● EXTRAIT DE PAGE

——

Le conflit au Moyen-Orient éclipse les violations sionistes des droits humains contre les Palestiniens

La Commission internationale indépendante d’enquête des Nations unies sur le Territoire palestinien occupé, a averti que le conflit au Moyen-Orient a éclipsé une augmentation des violations des droits humains en Palestine, dénonçant la poursuite par l’entité sioniste d' »actes génocidaires » et met en garde contre une nouvelle loi sur la peine de mort, jugée discriminatoire à l’égard des Palestiniens.
Dans un rapport publié mercredi, la commission souligne que la situation globale dans la bande de Ghaza reste « terrible » depuis le supposé cessez-le-feu d’octobre 2025, les Palestiniens vivant avec un accès limité aux soins de santé, une insécurité alimentaire et des abris inadéquats, affectant particulièrement les plus vulnérables, notamment les enfants. Les attaques sionistes, notamment les bombardements aériens, les tirs d’artillerie et les frappes de drones continuent de faire des victimes civiles dans l’enclave palestinienne.
Selon le ministère de la Santé de Ghaza, au moins 200 personnes ont été tuées depuis le 28 février 2026. Dans le même temps, l’occupation sioniste a fermé ou restreint les points de passage frontaliers, suspendu les mouvements humanitaires dans certaines zones, presque totalement paralysé les évacuations médicales et empêché les Palestiniens de retourner chez eux.
La commission rappelle qu’elle a déjà déterminé qu’entre octobre 2023 et juillet 2025, quatre catégories d’actes génocidaires ont été commises à Ghaza par l’occupation sioniste, avec l’intention spécifique de détruire le groupe palestinien à Ghaza.
Elle exprime, à ce titre, sa « profonde inquiétude » face à la poursuite de tels actes à ce jour. En Cisjordanie, y compris à Al-Qods-Est, 22 Palestiniens dont des enfants ont été tués par des colons sionistes ou les forces d’occupation depuis le 28 février.

——

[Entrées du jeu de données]
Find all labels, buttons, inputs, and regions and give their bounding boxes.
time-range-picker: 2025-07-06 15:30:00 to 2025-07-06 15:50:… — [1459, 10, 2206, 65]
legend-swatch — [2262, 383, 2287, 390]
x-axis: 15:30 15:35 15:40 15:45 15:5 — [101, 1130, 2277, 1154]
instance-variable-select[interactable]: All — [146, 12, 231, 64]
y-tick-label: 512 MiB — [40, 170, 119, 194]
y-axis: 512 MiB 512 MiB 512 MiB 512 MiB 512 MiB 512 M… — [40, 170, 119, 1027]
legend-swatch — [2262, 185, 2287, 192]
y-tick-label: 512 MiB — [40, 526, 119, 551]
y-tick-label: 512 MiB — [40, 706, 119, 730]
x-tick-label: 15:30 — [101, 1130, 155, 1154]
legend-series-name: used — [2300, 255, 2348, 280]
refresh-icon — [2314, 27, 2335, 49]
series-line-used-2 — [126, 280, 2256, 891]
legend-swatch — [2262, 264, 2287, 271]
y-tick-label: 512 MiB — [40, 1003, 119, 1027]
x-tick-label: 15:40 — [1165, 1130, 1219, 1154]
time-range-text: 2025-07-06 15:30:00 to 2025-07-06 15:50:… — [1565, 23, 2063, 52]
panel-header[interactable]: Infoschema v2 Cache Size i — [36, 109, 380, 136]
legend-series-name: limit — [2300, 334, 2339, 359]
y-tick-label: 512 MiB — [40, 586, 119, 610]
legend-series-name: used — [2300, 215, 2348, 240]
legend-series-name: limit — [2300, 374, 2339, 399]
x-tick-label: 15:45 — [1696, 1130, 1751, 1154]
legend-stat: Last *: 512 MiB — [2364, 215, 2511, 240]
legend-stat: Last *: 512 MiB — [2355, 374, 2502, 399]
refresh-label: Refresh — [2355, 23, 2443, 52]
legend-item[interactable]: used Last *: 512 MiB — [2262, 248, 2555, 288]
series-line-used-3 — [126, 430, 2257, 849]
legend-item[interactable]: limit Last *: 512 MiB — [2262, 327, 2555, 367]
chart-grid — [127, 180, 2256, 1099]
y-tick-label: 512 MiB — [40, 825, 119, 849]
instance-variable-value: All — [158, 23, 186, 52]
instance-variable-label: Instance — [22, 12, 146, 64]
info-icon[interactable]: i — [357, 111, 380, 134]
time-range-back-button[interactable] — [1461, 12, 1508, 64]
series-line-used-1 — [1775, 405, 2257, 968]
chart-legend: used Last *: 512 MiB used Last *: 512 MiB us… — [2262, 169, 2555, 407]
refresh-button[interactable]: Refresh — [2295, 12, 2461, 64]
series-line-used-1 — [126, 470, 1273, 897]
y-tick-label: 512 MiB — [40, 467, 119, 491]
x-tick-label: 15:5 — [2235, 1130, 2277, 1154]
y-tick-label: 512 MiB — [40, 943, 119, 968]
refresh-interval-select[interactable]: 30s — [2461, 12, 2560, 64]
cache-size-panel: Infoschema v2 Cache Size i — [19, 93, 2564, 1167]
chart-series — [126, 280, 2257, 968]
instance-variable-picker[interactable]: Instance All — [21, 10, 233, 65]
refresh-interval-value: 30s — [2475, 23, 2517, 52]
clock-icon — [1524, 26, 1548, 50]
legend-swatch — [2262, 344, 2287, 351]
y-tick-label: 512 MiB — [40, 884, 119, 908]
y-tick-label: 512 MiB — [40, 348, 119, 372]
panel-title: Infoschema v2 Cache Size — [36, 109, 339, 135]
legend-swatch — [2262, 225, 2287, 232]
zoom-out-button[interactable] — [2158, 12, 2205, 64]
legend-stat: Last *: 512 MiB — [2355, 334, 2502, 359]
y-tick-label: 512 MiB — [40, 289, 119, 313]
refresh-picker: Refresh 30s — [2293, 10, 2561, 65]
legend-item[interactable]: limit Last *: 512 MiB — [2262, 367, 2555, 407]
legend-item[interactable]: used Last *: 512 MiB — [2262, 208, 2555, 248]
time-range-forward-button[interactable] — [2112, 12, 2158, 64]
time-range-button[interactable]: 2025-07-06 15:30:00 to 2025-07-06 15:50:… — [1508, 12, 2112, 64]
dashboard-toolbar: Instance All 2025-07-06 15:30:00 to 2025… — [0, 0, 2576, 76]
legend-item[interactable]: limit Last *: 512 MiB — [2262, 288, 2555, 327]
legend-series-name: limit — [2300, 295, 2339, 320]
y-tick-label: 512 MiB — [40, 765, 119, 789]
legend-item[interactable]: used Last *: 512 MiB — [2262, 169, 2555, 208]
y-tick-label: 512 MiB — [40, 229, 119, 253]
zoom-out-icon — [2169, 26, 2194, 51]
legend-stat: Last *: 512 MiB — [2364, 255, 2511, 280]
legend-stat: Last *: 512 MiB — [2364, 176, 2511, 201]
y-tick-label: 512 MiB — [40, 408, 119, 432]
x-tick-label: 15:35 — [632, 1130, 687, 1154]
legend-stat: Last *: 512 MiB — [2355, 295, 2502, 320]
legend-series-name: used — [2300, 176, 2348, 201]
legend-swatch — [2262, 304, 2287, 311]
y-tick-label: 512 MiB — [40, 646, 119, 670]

——

● CONSIGNE
Reprenez l'article sur le rapport de la commission d'enquête de l'ONU consacré au Territoire palestinien occupé et poursuivez-le après sa dernière phrase. Les items ne sont d'aucune utilité pour ce travail.

● CORRIGÉ
Selon le Bureau de la coordination des affaires humanitaires (OCHA), au moins six d’entre eux ont été tués par des colons. Ces derniers ont mené des attaques quotidiennes, souvent avec le soutien de l’armée sioniste, et établi de nouveaux avant-postes en zone A de Cisjordanie, ce qui a entraîné une intensification de la violence.
La commission met en garde contre l’usage croissant de violences par les colons pour intimider et expulser les Palestiniens de leurs terres, dans une impunité persistante, malgré les alertes déjà formulées dans ses rapports et audiences orales de 2025.
Elle condamne, en outre, l’adoption par l’entité sioniste d’une loi instaurant la peine de mort par pendaison pour les Palestiniens, la jugeant « discriminatoire », car elle ne s’applique que dans les tribunaux militaires où sont jugés les Palestiniens dans le territoire occupé.
La commission rappelle, par ailleurs, l’avis consultatif de la Cour internationale de Justice, selon lequel la présence continue de l’entité sioniste dans le territoire palestinien occupé est illégale, et que sa politique de colonisation, ses mesures d’annexion et l’exploitation des ressources naturelles violent le droit international et doivent cesser.